--- Raw data ---

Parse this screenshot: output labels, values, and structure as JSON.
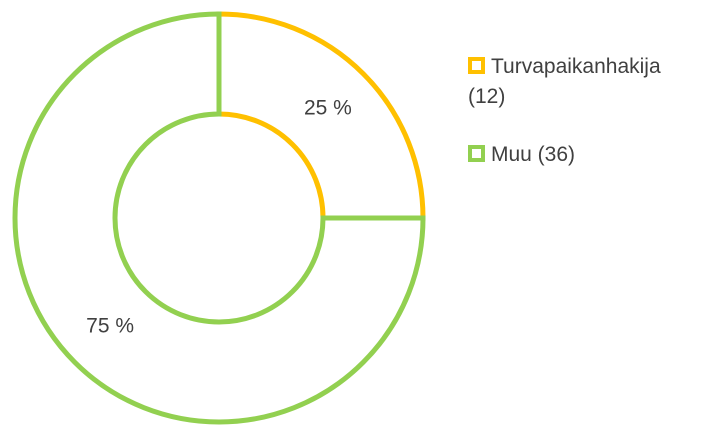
{
  "chart_data": {
    "type": "donut",
    "categories": [
      "Turvapaikanhakija (12)",
      "Muu (36)"
    ],
    "values": [
      25,
      75
    ],
    "value_labels": [
      "25 %",
      "75 %"
    ],
    "colors": [
      "#ffc000",
      "#92d050"
    ]
  }
}
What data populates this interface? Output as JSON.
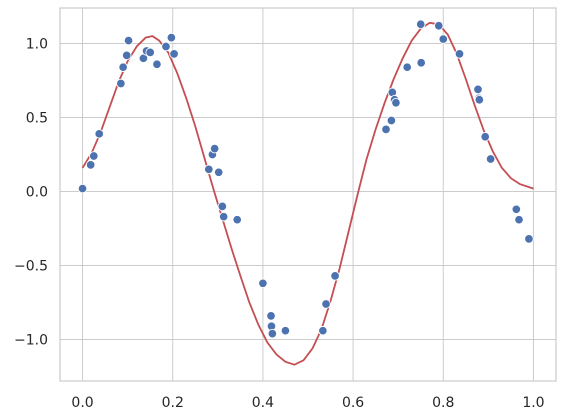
{
  "colors": {
    "background": "#ffffff",
    "grid": "#cccccc",
    "spine": "#cccccc",
    "points": "#4c72b0",
    "point_edge": "#ffffff",
    "curve": "#c44e52",
    "text": "#262626"
  },
  "chart_data": {
    "type": "scatter",
    "title": "",
    "xlabel": "",
    "ylabel": "",
    "xlim": [
      -0.05,
      1.05
    ],
    "ylim": [
      -1.28,
      1.24
    ],
    "grid": true,
    "legend": "none",
    "x_ticks": [
      0.0,
      0.2,
      0.4,
      0.6,
      0.8,
      1.0
    ],
    "x_tick_labels": [
      "0.0",
      "0.2",
      "0.4",
      "0.6",
      "0.8",
      "1.0"
    ],
    "y_ticks": [
      -1.0,
      -0.5,
      0.0,
      0.5,
      1.0
    ],
    "y_tick_labels": [
      "−1.0",
      "−0.5",
      "0.0",
      "0.5",
      "1.0"
    ],
    "series": [
      {
        "kind": "scatter",
        "points": [
          [
            0.0,
            0.02
          ],
          [
            0.018,
            0.18
          ],
          [
            0.025,
            0.24
          ],
          [
            0.037,
            0.39
          ],
          [
            0.085,
            0.73
          ],
          [
            0.09,
            0.84
          ],
          [
            0.098,
            0.92
          ],
          [
            0.102,
            1.02
          ],
          [
            0.135,
            0.9
          ],
          [
            0.142,
            0.95
          ],
          [
            0.15,
            0.94
          ],
          [
            0.165,
            0.86
          ],
          [
            0.185,
            0.98
          ],
          [
            0.197,
            1.04
          ],
          [
            0.203,
            0.93
          ],
          [
            0.28,
            0.15
          ],
          [
            0.288,
            0.25
          ],
          [
            0.293,
            0.29
          ],
          [
            0.302,
            0.13
          ],
          [
            0.31,
            -0.1
          ],
          [
            0.313,
            -0.17
          ],
          [
            0.343,
            -0.19
          ],
          [
            0.4,
            -0.62
          ],
          [
            0.418,
            -0.84
          ],
          [
            0.419,
            -0.91
          ],
          [
            0.421,
            -0.96
          ],
          [
            0.45,
            -0.94
          ],
          [
            0.533,
            -0.94
          ],
          [
            0.54,
            -0.76
          ],
          [
            0.56,
            -0.57
          ],
          [
            0.673,
            0.42
          ],
          [
            0.685,
            0.48
          ],
          [
            0.687,
            0.67
          ],
          [
            0.692,
            0.62
          ],
          [
            0.695,
            0.6
          ],
          [
            0.72,
            0.84
          ],
          [
            0.75,
            1.13
          ],
          [
            0.751,
            0.87
          ],
          [
            0.79,
            1.12
          ],
          [
            0.8,
            1.03
          ],
          [
            0.836,
            0.93
          ],
          [
            0.877,
            0.69
          ],
          [
            0.879,
            0.63
          ],
          [
            0.88,
            0.62
          ],
          [
            0.893,
            0.37
          ],
          [
            0.905,
            0.22
          ],
          [
            0.962,
            -0.12
          ],
          [
            0.968,
            -0.19
          ],
          [
            0.99,
            -0.32
          ]
        ]
      },
      {
        "kind": "line",
        "points": [
          [
            0.0,
            0.16
          ],
          [
            0.02,
            0.26
          ],
          [
            0.04,
            0.4
          ],
          [
            0.06,
            0.57
          ],
          [
            0.08,
            0.74
          ],
          [
            0.1,
            0.88
          ],
          [
            0.12,
            0.98
          ],
          [
            0.14,
            1.04
          ],
          [
            0.155,
            1.05
          ],
          [
            0.17,
            1.02
          ],
          [
            0.19,
            0.94
          ],
          [
            0.21,
            0.8
          ],
          [
            0.23,
            0.63
          ],
          [
            0.25,
            0.44
          ],
          [
            0.27,
            0.23
          ],
          [
            0.29,
            0.02
          ],
          [
            0.31,
            -0.18
          ],
          [
            0.33,
            -0.38
          ],
          [
            0.35,
            -0.57
          ],
          [
            0.37,
            -0.75
          ],
          [
            0.39,
            -0.9
          ],
          [
            0.41,
            -1.02
          ],
          [
            0.43,
            -1.1
          ],
          [
            0.45,
            -1.15
          ],
          [
            0.47,
            -1.17
          ],
          [
            0.49,
            -1.14
          ],
          [
            0.51,
            -1.06
          ],
          [
            0.53,
            -0.93
          ],
          [
            0.55,
            -0.74
          ],
          [
            0.57,
            -0.52
          ],
          [
            0.59,
            -0.27
          ],
          [
            0.61,
            -0.02
          ],
          [
            0.63,
            0.22
          ],
          [
            0.65,
            0.42
          ],
          [
            0.67,
            0.6
          ],
          [
            0.69,
            0.76
          ],
          [
            0.71,
            0.9
          ],
          [
            0.73,
            1.02
          ],
          [
            0.75,
            1.1
          ],
          [
            0.77,
            1.14
          ],
          [
            0.79,
            1.13
          ],
          [
            0.81,
            1.06
          ],
          [
            0.83,
            0.93
          ],
          [
            0.85,
            0.76
          ],
          [
            0.87,
            0.58
          ],
          [
            0.89,
            0.41
          ],
          [
            0.91,
            0.27
          ],
          [
            0.93,
            0.16
          ],
          [
            0.95,
            0.09
          ],
          [
            0.97,
            0.05
          ],
          [
            1.0,
            0.02
          ]
        ]
      }
    ]
  }
}
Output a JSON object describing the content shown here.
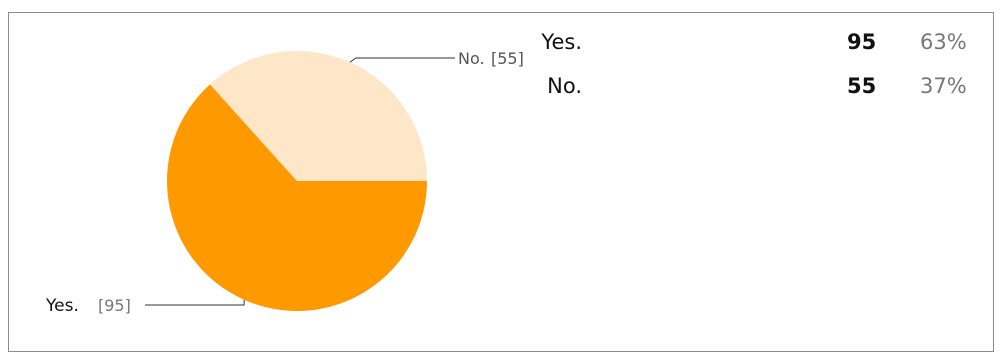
{
  "chart_data": {
    "type": "pie",
    "categories": [
      "Yes.",
      "No."
    ],
    "values": [
      95,
      55
    ],
    "slice_labels": [
      "Yes.",
      "No."
    ],
    "slice_value_labels": [
      "[95]",
      "[55]"
    ],
    "colors": [
      "#ff9900",
      "#fde7c8"
    ],
    "title": "",
    "legend": "none"
  },
  "summary": {
    "rows": [
      {
        "label": "Yes.",
        "count": "95",
        "percent": "63%"
      },
      {
        "label": "No.",
        "count": "55",
        "percent": "37%"
      }
    ]
  }
}
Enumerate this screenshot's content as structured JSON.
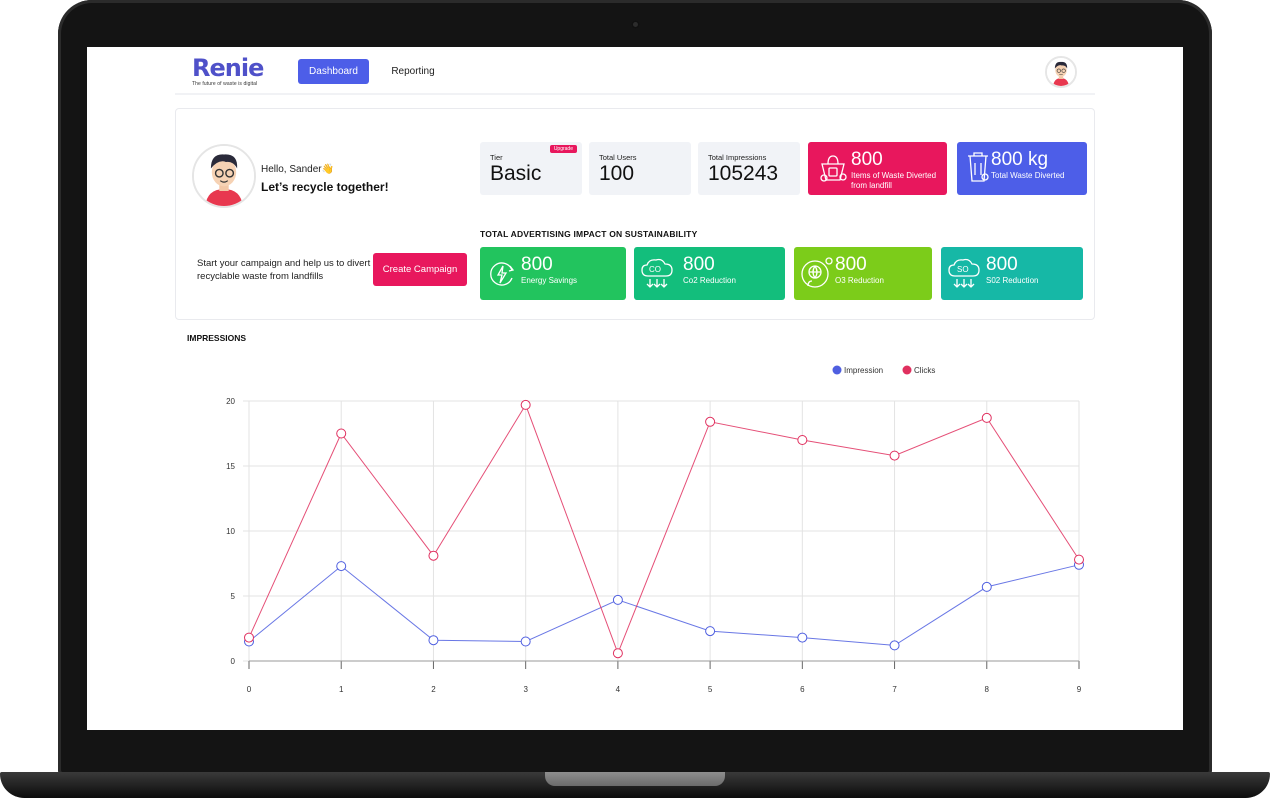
{
  "app": {
    "logo": "Renie",
    "logo_tagline": "The future of waste is digital"
  },
  "nav": {
    "dashboard": "Dashboard",
    "reporting": "Reporting"
  },
  "greeting": {
    "hello": "Hello, Sander👋",
    "tagline": "Let’s recycle together!"
  },
  "campaign": {
    "text": "Start your campaign and help us to divert recyclable waste from landfills",
    "button": "Create Campaign"
  },
  "stats": {
    "tier_label": "Tier",
    "tier_value": "Basic",
    "upgrade": "Upgrade",
    "users_label": "Total Users",
    "users_value": "100",
    "impressions_label": "Total Impressions",
    "impressions_value": "105243"
  },
  "waste_items": {
    "value": "800",
    "label": "Items of Waste Diverted from landfill",
    "color": "#e8175d"
  },
  "waste_kg": {
    "value": "800 kg",
    "label": "Total Waste Diverted",
    "color": "#4d5ee8"
  },
  "impact": {
    "title": "TOTAL ADVERTISING IMPACT ON SUSTAINABILITY",
    "cards": [
      {
        "value": "800",
        "label": "Energy Savings",
        "icon": "energy-icon",
        "color": "#22c45e"
      },
      {
        "value": "800",
        "label": "Co2 Reduction",
        "icon": "co2-icon",
        "color": "#13be7c"
      },
      {
        "value": "800",
        "label": "O3 Reduction",
        "icon": "o3-icon",
        "color": "#7ccc1a"
      },
      {
        "value": "800",
        "label": "S02 Reduction",
        "icon": "so2-icon",
        "color": "#16b8a6"
      }
    ]
  },
  "impressions_section": {
    "title": "IMPRESSIONS"
  },
  "chart_data": {
    "type": "line",
    "x": [
      0,
      1,
      2,
      3,
      4,
      5,
      6,
      7,
      8,
      9
    ],
    "yticks": [
      0,
      5,
      10,
      15,
      20
    ],
    "ylim": [
      0,
      20
    ],
    "grid": true,
    "legend": "top-right",
    "series": [
      {
        "name": "Impression",
        "color": "#4f5fe0",
        "values": [
          1.5,
          7.3,
          1.6,
          1.5,
          4.7,
          2.3,
          1.8,
          1.2,
          5.7,
          7.4
        ]
      },
      {
        "name": "Clicks",
        "color": "#e0305f",
        "values": [
          1.8,
          17.5,
          8.1,
          19.7,
          0.6,
          18.4,
          17.0,
          15.8,
          18.7,
          7.8
        ]
      }
    ]
  }
}
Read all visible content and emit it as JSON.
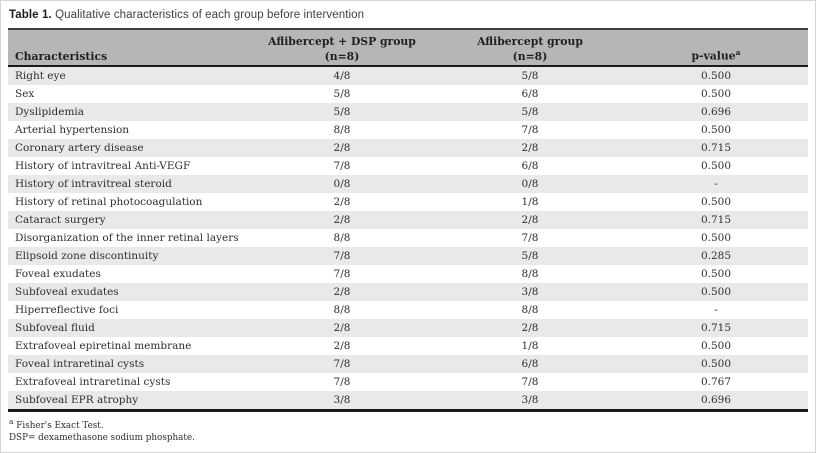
{
  "caption": {
    "label": "Table 1.",
    "text": "Qualitative characteristics of each group before intervention"
  },
  "table": {
    "col1_header": "Characteristics",
    "group1_header": "Aflibercept + DSP group",
    "group1_n": "(n=8)",
    "group2_header": "Aflibercept group",
    "group2_n": "(n=8)",
    "pvalue_header": "p-value",
    "pvalue_sup": "a",
    "rows": [
      {
        "label": "Right eye",
        "g1": "4/8",
        "g2": "5/8",
        "p": "0.500"
      },
      {
        "label": "Sex",
        "g1": "5/8",
        "g2": "6/8",
        "p": "0.500"
      },
      {
        "label": "Dyslipidemia",
        "g1": "5/8",
        "g2": "5/8",
        "p": "0.696"
      },
      {
        "label": "Arterial hypertension",
        "g1": "8/8",
        "g2": "7/8",
        "p": "0.500"
      },
      {
        "label": "Coronary artery disease",
        "g1": "2/8",
        "g2": "2/8",
        "p": "0.715"
      },
      {
        "label": "History of intravitreal Anti-VEGF",
        "g1": "7/8",
        "g2": "6/8",
        "p": "0.500"
      },
      {
        "label": "History of intravitreal steroid",
        "g1": "0/8",
        "g2": "0/8",
        "p": "-"
      },
      {
        "label": "History of retinal photocoagulation",
        "g1": "2/8",
        "g2": "1/8",
        "p": "0.500"
      },
      {
        "label": "Cataract surgery",
        "g1": "2/8",
        "g2": "2/8",
        "p": "0.715"
      },
      {
        "label": "Disorganization of the inner retinal layers",
        "g1": "8/8",
        "g2": "7/8",
        "p": "0.500"
      },
      {
        "label": "Elipsoid zone discontinuity",
        "g1": "7/8",
        "g2": "5/8",
        "p": "0.285"
      },
      {
        "label": "Foveal exudates",
        "g1": "7/8",
        "g2": "8/8",
        "p": "0.500"
      },
      {
        "label": "Subfoveal exudates",
        "g1": "2/8",
        "g2": "3/8",
        "p": "0.500"
      },
      {
        "label": "Hiperreflective foci",
        "g1": "8/8",
        "g2": "8/8",
        "p": "-"
      },
      {
        "label": "Subfoveal fluid",
        "g1": "2/8",
        "g2": "2/8",
        "p": "0.715"
      },
      {
        "label": "Extrafoveal epiretinal membrane",
        "g1": "2/8",
        "g2": "1/8",
        "p": "0.500"
      },
      {
        "label": "Foveal intraretinal cysts",
        "g1": "7/8",
        "g2": "6/8",
        "p": "0.500"
      },
      {
        "label": "Extrafoveal intraretinal cysts",
        "g1": "7/8",
        "g2": "7/8",
        "p": "0.767"
      },
      {
        "label": "Subfoveal EPR atrophy",
        "g1": "3/8",
        "g2": "3/8",
        "p": "0.696"
      }
    ]
  },
  "footnotes": [
    {
      "sup": "a",
      "text": "Fisher's Exact Test."
    },
    {
      "sup": "",
      "text": "DSP= dexamethasone sodium phosphate."
    }
  ],
  "colors": {
    "header_bg": "#b6b6b6",
    "alt_row_bg": "#e9e9e9",
    "rule_dark": "#1a1a1a",
    "text": "#2e2e2e"
  }
}
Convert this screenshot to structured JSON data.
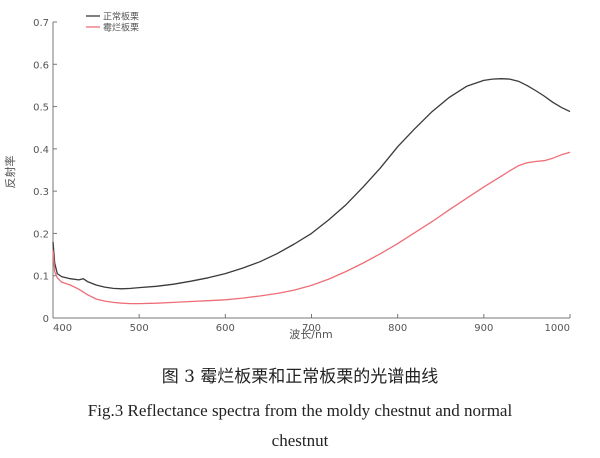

---

--- Set problem ---
Which lines above contain the word "JSON"? Copy each of them.

--- Solution to the problem ---
Parse this screenshot: output labels, values, and structure as JSON.
What data populates this interface? Output as JSON.
Output a JSON object describing the content shown here.
Enumerate this screenshot's content as structured JSON.
Read all visible content and emit it as JSON.
Convert this screenshot to structured JSON data.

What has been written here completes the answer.